Would you retype all of these records exactly?

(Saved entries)
-- BEGIN --
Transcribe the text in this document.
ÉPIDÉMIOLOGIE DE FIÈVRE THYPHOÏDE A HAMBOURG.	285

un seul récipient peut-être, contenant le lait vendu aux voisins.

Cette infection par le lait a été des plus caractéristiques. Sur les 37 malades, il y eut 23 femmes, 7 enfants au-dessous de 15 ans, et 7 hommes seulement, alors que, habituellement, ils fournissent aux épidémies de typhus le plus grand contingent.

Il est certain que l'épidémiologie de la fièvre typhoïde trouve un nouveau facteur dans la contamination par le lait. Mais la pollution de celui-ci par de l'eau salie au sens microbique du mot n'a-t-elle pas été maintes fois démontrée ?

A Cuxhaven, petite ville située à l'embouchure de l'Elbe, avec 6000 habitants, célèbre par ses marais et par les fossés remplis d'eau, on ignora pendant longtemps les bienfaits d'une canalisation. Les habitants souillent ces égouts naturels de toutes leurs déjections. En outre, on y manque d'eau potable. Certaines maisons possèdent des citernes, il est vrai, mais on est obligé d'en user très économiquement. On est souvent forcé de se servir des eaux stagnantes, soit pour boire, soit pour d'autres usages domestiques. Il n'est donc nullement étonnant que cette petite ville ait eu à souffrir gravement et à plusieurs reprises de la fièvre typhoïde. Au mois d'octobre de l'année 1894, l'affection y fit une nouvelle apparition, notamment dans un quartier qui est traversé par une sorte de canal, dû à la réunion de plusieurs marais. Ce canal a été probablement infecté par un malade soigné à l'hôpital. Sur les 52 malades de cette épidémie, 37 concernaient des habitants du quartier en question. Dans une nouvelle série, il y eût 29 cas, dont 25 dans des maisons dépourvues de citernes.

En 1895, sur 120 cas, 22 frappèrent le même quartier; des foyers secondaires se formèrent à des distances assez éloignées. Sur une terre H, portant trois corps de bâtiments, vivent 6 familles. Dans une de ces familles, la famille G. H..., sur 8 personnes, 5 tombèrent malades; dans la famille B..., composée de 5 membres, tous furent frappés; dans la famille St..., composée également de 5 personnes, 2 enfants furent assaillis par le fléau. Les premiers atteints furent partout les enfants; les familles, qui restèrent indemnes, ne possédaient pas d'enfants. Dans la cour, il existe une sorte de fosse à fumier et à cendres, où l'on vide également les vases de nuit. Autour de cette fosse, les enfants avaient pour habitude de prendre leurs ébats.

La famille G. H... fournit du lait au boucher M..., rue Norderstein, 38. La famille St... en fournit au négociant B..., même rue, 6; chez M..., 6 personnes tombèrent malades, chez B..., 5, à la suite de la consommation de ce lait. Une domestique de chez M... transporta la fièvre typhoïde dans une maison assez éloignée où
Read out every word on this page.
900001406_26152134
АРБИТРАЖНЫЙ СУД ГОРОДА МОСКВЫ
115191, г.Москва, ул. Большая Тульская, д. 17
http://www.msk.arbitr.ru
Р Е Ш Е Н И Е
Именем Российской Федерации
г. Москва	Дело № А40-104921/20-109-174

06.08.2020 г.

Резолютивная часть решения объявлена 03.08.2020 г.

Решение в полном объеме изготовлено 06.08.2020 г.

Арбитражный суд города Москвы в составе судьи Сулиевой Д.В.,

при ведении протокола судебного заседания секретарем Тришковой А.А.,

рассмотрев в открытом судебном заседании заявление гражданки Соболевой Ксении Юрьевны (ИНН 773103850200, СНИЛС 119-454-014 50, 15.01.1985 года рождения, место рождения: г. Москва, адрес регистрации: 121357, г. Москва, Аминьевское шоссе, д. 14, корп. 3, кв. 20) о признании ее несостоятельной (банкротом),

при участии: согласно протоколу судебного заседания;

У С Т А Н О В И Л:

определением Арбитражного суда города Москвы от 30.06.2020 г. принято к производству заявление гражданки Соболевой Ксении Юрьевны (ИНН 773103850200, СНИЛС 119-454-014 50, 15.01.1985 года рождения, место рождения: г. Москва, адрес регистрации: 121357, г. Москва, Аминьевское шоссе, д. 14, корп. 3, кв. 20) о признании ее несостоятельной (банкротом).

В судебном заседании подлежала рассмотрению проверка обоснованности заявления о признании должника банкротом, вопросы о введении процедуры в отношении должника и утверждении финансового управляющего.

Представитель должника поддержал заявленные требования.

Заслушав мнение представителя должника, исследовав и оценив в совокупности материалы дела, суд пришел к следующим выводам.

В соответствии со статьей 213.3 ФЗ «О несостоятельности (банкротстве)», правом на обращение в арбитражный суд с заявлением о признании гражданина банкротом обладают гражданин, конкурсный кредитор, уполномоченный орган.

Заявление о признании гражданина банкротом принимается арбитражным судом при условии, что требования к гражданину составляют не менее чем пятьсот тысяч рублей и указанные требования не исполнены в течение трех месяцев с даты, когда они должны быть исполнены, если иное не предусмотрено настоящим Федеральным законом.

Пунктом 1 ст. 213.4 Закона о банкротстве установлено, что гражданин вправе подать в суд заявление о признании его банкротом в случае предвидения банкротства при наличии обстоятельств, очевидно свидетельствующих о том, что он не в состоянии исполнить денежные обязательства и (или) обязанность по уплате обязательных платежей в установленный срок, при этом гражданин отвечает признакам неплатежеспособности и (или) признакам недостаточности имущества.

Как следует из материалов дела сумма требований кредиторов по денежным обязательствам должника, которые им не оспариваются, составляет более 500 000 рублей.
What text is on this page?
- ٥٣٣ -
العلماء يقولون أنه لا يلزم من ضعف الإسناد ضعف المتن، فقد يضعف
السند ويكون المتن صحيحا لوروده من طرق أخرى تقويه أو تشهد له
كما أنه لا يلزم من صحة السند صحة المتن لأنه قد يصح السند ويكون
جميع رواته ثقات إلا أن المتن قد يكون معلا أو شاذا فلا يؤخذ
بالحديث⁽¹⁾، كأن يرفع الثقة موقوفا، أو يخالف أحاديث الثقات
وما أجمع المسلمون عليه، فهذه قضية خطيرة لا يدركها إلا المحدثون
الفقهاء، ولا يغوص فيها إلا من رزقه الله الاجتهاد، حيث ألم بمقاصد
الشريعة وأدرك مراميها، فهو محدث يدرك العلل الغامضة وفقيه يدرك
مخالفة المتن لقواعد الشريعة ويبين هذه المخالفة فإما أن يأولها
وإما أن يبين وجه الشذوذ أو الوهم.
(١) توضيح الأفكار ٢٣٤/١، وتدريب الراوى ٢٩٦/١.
-- END --
WORKED ANSWER:
Transcribe the text in this document.
ÉPIDÉMIOLOGIE DE FIÈVRE THYPHOÏDE A HAMBOURG.	285

un seul récipient peut-être, contenant le lait vendu aux voisins.

Cette infection par le lait a été des plus caractéristiques. Sur les 37 malades, il y eut 23 femmes, 7 enfants au-dessous de 15 ans, et 7 hommes seulement, alors que, habituellement, ils fournissent aux épidémies de typhus le plus grand contingent.

Il est certain que l'épidémiologie de la fièvre typhoïde trouve un nouveau facteur dans la contamination par le lait. Mais la pollution de celui-ci par de l'eau salie au sens microbique du mot n'a-t-elle pas été maintes fois démontrée ?

A Cuxhaven, petite ville située à l'embouchure de l'Elbe, avec 6000 habitants, célèbre par ses marais et par les fossés remplis d'eau, on ignora pendant longtemps les bienfaits d'une canalisation. Les habitants souillent ces égouts naturels de toutes leurs déjections. En outre, on y manque d'eau potable. Certaines maisons possèdent des citernes, il est vrai, mais on est obligé d'en user très économiquement. On est souvent forcé de se servir des eaux stagnantes, soit pour boire, soit pour d'autres usages domestiques. Il n'est donc nullement étonnant que cette petite ville ait eu à souffrir gravement et à plusieurs reprises de la fièvre typhoïde. Au mois d'octobre de l'année 1894, l'affection y fit une nouvelle apparition, notamment dans un quartier qui est traversé par une sorte de canal, dû à la réunion de plusieurs marais. Ce canal a été probablement infecté par un malade soigné à l'hôpital. Sur les 52 malades de cette épidémie, 37 concernaient des habitants du quartier en question. Dans une nouvelle série, il y eût 29 cas, dont 25 dans des maisons dépourvues de citernes.

En 1895, sur 120 cas, 22 frappèrent le même quartier; des foyers secondaires se formèrent à des distances assez éloignées. Sur une terre H, portant trois corps de bâtiments, vivent 6 familles. Dans une de ces familles, la famille G. H..., sur 8 personnes, 5 tombèrent malades; dans la famille B..., composée de 5 membres, tous furent frappés; dans la famille St..., composée également de 5 personnes, 2 enfants furent assaillis par le fléau. Les premiers atteints furent partout les enfants; les familles, qui restèrent indemnes, ne possédaient pas d'enfants. Dans la cour, il existe une sorte de fosse à fumier et à cendres, où l'on vide également les vases de nuit. Autour de cette fosse, les enfants avaient pour habitude de prendre leurs ébats.

La famille G. H... fournit du lait au boucher M..., rue Norderstein, 38. La famille St... en fournit au négociant B..., même rue, 6; chez M..., 6 personnes tombèrent malades, chez B..., 5, à la suite de la consommation de ce lait. Une domestique de chez M... transporta la fièvre typhoïde dans une maison assez éloignée où
Read out every word on this page.
900001406_26152134
АРБИТРАЖНЫЙ СУД ГОРОДА МОСКВЫ
115191, г.Москва, ул. Большая Тульская, д. 17
http://www.msk.arbitr.ru
Р Е Ш Е Н И Е
Именем Российской Федерации
г. Москва	Дело № А40-104921/20-109-174

06.08.2020 г.

Резолютивная часть решения объявлена 03.08.2020 г.

Решение в полном объеме изготовлено 06.08.2020 г.

Арбитражный суд города Москвы в составе судьи Сулиевой Д.В.,

при ведении протокола судебного заседания секретарем Тришковой А.А.,

рассмотрев в открытом судебном заседании заявление гражданки Соболевой Ксении Юрьевны (ИНН 773103850200, СНИЛС 119-454-014 50, 15.01.1985 года рождения, место рождения: г. Москва, адрес регистрации: 121357, г. Москва, Аминьевское шоссе, д. 14, корп. 3, кв. 20) о признании ее несостоятельной (банкротом),

при участии: согласно протоколу судебного заседания;

У С Т А Н О В И Л:

определением Арбитражного суда города Москвы от 30.06.2020 г. принято к производству заявление гражданки Соболевой Ксении Юрьевны (ИНН 773103850200, СНИЛС 119-454-014 50, 15.01.1985 года рождения, место рождения: г. Москва, адрес регистрации: 121357, г. Москва, Аминьевское шоссе, д. 14, корп. 3, кв. 20) о признании ее несостоятельной (банкротом).

В судебном заседании подлежала рассмотрению проверка обоснованности заявления о признании должника банкротом, вопросы о введении процедуры в отношении должника и утверждении финансового управляющего.

Представитель должника поддержал заявленные требования.

Заслушав мнение представителя должника, исследовав и оценив в совокупности материалы дела, суд пришел к следующим выводам.

В соответствии со статьей 213.3 ФЗ «О несостоятельности (банкротстве)», правом на обращение в арбитражный суд с заявлением о признании гражданина банкротом обладают гражданин, конкурсный кредитор, уполномоченный орган.

Заявление о признании гражданина банкротом принимается арбитражным судом при условии, что требования к гражданину составляют не менее чем пятьсот тысяч рублей и указанные требования не исполнены в течение трех месяцев с даты, когда они должны быть исполнены, если иное не предусмотрено настоящим Федеральным законом.

Пунктом 1 ст. 213.4 Закона о банкротстве установлено, что гражданин вправе подать в суд заявление о признании его банкротом в случае предвидения банкротства при наличии обстоятельств, очевидно свидетельствующих о том, что он не в состоянии исполнить денежные обязательства и (или) обязанность по уплате обязательных платежей в установленный срок, при этом гражданин отвечает признакам неплатежеспособности и (или) признакам недостаточности имущества.

Как следует из материалов дела сумма требований кредиторов по денежным обязательствам должника, которые им не оспариваются, составляет более 500 000 рублей.
What text is on this page?
- ٥٣٣ -
العلماء يقولون أنه لا يلزم من ضعف الإسناد ضعف المتن، فقد يضعف
السند ويكون المتن صحيحا لوروده من طرق أخرى تقويه أو تشهد له
كما أنه لا يلزم من صحة السند صحة المتن لأنه قد يصح السند ويكون
جميع رواته ثقات إلا أن المتن قد يكون معلا أو شاذا فلا يؤخذ
بالحديث⁽¹⁾، كأن يرفع الثقة موقوفا، أو يخالف أحاديث الثقات
وما أجمع المسلمون عليه، فهذه قضية خطيرة لا يدركها إلا المحدثون
الفقهاء، ولا يغوص فيها إلا من رزقه الله الاجتهاد، حيث ألم بمقاصد
الشريعة وأدرك مراميها، فهو محدث يدرك العلل الغامضة وفقيه يدرك
مخالفة المتن لقواعد الشريعة ويبين هذه المخالفة فإما أن يأولها
وإما أن يبين وجه الشذوذ أو الوهم.
(١) توضيح الأفكار ٢٣٤/١، وتدريب الراوى ٢٩٦/١.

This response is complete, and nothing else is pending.